- [Data records]
- - - - -

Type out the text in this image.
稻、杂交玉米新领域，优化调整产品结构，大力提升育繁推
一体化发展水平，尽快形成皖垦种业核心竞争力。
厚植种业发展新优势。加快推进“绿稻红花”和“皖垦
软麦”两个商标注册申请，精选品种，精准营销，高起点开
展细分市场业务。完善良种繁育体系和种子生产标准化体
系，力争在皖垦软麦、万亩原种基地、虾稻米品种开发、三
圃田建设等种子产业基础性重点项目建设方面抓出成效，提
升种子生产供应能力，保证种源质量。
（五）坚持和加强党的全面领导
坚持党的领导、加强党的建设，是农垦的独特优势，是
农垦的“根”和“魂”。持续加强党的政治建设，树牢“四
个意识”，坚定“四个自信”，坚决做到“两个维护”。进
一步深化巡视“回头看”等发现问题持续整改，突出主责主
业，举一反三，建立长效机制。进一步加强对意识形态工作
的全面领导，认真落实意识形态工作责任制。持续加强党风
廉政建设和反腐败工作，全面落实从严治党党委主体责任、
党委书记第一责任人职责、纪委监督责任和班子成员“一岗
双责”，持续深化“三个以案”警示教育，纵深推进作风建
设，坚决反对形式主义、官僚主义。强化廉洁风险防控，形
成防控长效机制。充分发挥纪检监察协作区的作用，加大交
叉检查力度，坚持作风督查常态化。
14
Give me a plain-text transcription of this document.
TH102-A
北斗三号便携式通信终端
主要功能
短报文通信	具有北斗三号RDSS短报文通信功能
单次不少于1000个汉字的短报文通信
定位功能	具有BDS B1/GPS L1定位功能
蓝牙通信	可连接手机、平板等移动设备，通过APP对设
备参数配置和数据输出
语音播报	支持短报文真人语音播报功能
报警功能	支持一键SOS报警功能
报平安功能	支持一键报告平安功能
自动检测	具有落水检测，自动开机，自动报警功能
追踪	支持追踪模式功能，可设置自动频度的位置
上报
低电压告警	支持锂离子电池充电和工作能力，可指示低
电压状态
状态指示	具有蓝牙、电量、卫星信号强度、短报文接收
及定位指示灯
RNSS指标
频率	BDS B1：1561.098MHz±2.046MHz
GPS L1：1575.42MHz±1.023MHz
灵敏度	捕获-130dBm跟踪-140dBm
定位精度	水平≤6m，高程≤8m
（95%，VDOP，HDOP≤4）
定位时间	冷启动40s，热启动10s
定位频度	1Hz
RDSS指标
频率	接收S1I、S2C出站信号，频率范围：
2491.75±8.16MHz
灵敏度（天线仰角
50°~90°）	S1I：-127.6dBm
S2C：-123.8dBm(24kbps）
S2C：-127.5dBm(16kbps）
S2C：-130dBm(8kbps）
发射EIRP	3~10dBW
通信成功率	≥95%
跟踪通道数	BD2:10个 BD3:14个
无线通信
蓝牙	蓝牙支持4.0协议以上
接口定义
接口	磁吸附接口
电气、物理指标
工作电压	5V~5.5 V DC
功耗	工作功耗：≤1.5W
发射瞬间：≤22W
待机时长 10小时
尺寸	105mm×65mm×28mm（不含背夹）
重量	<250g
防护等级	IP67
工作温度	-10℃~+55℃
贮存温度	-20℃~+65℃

- - - - -

- [OBJECTIVE] Reproduce every line of the listing above in which the string "text" appears.

- [FINISHED TASK]
Type out the text in this image.
Give me a plain-text transcription of this document.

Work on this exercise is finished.